Gather all lines containing the string "instances" and copy them out.
━━ Supplied information ━━
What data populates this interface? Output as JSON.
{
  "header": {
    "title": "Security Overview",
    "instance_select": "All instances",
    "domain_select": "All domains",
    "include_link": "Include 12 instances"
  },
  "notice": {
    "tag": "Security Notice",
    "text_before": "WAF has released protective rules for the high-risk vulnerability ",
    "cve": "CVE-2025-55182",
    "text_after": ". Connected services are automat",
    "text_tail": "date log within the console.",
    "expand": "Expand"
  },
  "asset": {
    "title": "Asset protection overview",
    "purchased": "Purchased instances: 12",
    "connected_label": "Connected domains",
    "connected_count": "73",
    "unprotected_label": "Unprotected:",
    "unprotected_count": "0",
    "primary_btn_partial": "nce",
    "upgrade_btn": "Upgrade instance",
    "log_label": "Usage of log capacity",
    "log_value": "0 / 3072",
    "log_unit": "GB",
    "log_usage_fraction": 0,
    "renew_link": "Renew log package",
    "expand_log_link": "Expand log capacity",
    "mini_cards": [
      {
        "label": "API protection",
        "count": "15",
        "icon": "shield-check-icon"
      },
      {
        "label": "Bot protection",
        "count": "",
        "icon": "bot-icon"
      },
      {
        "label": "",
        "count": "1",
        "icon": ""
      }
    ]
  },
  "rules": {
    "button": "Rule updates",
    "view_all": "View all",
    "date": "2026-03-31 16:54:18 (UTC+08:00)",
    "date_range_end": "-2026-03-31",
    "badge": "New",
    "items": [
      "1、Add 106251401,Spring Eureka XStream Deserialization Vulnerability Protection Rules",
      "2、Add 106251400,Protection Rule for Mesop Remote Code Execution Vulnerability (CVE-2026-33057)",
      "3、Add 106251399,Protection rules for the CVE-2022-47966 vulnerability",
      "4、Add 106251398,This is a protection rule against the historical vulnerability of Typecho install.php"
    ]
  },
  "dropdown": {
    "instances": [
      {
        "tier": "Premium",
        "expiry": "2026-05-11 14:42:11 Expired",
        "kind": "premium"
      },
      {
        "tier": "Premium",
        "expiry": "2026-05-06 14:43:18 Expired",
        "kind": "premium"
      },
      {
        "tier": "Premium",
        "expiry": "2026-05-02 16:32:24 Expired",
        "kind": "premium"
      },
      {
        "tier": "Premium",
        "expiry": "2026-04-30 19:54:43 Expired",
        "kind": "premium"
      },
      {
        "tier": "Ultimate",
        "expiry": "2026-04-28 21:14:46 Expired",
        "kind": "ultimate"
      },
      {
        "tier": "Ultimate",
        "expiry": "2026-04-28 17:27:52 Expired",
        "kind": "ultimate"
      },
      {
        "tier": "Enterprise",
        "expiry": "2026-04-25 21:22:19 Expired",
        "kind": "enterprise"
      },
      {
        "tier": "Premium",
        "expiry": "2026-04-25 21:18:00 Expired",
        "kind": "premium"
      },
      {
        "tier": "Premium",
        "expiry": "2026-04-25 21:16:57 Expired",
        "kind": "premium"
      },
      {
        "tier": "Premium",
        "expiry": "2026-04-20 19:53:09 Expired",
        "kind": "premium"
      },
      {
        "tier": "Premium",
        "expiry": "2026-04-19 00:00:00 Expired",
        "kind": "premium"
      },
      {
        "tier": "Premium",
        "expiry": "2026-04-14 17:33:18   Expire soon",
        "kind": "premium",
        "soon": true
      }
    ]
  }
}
━━━
*Full solution:*
    "instance_select": "All instances",
    "include_link": "Include 12 instances"
    "purchased": "Purchased instances: 12",
    "instances": [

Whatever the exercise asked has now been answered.